──────── Отрывок ────────
В противоположность делу Эйленбурга, большинство вопросов, о которых я либо по собственному побуждению, либо по почину других, докладывал государю, относились к внешней и внутренней политике; или же они касались руководящих политической жизнью лиц. Вернее: то были лица вялые и нерешительные, но цепко державшиеся за места, которые должны были бы занимать люди с ясным умом и сильной волей. В таких случаях государь меня большею частью спокойно выслушивал и принимал иногда соответствующие меры. Но чаще всего после моего ухода его переубеждали другие, приходившие после меня. При таких условиях было неизбежно, что мои доклады и предложения, в конце концов, стали возбуждать неудовольствие государя. Он много путешествовал, и я виделся с ним сравнительно редко. Вот почему при наших встречах приходилось рассматривать такое множество вопросов и сообщений, что это стесняло и беспокоило государя. Я сам сильно страдал от такого положения вещей, однако не знал, как найти выход к лучшему. Как бы то ни было, я считал своей обязанностью открыто сообщать государю все, что он, по моему убеждению, должен был знать, но чего он обычно никогда не узнавал.
Однако, несмотря на такую напряженность отношений и, несмотря на то, что некоторые черты моего характера всегда раздражали отца – в особенности мое нежелание приспособиться к требованиям высокого стиля, – он все-таки любил меня по-своему, и в глубине души даже гордился мною.
────────
* _Задания_
1. Ответьте по отрывку на вопросы:
(а) Что, по словам отрывка, чаще всего происходило с государем после ухода докладчика?
(б) Почему встречи с государем были сравнительно редкими?
(в) Какая черта характера, названная в отрывке, особенно раздражала отца?
2. Выпишите из отрывка фрагмент, начиная со слов «Однако, несмотря на» и продолжая до слов «даже гордился мною.».
3. Объясните по отрывку, почему на встречах с государем приходилось рассматривать так много вопросов и сообщений.
──────── Строки данных ────────
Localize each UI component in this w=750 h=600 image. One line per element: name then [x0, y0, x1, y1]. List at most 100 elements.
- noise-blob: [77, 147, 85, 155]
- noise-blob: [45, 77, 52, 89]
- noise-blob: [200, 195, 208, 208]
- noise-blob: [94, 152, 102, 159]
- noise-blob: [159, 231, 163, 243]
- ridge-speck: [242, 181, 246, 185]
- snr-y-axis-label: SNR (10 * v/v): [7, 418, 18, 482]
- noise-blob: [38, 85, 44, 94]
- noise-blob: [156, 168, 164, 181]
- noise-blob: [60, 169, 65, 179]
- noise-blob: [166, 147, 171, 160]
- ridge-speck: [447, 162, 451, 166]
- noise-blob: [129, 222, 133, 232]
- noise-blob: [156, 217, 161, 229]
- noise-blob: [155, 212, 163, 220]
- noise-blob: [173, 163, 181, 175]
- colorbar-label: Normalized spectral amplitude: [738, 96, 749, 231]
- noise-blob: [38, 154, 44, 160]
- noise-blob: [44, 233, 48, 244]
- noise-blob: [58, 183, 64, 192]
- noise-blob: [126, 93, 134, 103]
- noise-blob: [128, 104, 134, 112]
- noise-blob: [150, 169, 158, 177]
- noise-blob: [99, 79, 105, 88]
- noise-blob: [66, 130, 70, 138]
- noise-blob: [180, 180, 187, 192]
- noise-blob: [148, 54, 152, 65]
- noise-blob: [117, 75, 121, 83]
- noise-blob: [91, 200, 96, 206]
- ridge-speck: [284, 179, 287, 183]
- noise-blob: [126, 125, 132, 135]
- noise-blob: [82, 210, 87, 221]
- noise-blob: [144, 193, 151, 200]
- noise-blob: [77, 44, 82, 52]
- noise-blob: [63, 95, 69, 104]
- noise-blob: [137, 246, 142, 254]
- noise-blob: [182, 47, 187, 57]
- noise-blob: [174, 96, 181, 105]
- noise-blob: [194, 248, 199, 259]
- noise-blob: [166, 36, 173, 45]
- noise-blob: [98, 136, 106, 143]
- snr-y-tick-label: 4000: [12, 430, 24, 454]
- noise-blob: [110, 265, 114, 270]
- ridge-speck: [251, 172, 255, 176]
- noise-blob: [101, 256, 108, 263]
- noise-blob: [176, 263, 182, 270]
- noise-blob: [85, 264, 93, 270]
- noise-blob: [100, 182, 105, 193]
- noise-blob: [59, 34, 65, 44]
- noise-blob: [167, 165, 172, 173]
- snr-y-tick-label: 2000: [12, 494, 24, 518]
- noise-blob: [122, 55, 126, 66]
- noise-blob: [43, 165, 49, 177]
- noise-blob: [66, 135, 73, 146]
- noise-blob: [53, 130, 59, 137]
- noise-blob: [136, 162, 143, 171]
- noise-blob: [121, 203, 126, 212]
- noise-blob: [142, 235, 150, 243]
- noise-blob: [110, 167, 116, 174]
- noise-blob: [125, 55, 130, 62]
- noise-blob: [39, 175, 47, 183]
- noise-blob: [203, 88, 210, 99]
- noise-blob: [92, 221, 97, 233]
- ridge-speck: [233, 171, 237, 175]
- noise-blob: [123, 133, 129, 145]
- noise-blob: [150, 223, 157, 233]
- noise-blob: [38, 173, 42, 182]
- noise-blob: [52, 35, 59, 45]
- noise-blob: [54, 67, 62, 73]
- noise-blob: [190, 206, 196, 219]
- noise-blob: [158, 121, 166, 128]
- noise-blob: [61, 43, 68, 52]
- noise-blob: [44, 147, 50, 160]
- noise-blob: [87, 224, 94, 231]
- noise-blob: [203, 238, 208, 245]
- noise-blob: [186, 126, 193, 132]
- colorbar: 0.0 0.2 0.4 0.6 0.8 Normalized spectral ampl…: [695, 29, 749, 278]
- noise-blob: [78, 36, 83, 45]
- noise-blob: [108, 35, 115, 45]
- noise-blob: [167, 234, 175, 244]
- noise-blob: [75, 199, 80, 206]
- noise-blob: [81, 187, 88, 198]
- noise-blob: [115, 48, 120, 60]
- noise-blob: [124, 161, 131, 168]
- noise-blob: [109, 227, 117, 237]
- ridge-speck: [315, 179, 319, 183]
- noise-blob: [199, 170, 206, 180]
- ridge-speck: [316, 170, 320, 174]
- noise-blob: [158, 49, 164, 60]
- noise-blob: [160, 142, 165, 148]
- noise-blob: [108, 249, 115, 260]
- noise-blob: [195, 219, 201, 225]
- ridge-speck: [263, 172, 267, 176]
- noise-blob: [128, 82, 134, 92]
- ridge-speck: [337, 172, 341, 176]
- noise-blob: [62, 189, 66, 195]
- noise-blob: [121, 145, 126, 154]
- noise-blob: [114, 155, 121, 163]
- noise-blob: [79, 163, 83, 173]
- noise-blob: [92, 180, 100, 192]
────────
* _Ответы к заданиям_
1.
(а) Его переубеждали другие, приходившие после докладчика.
(б) Государь много путешествовал.
(в) Нежелание приспособиться к требованиям высокого стиля.

2.
Однако, несмотря на такую напряженность отношений и, несмотря на то, что некоторые черты моего характера всегда раздражали отца – в особенности мое нежелание приспособиться к требованиям высокого стиля, – он все-таки любил меня по-своему, и в глубине души даже гордился мною.

3. Государь много путешествовал, и виделись с ним сравнительно редко. Поэтому за одну встречу накапливалось множество вопросов и сообщений, и это стесняло и беспокоило государя.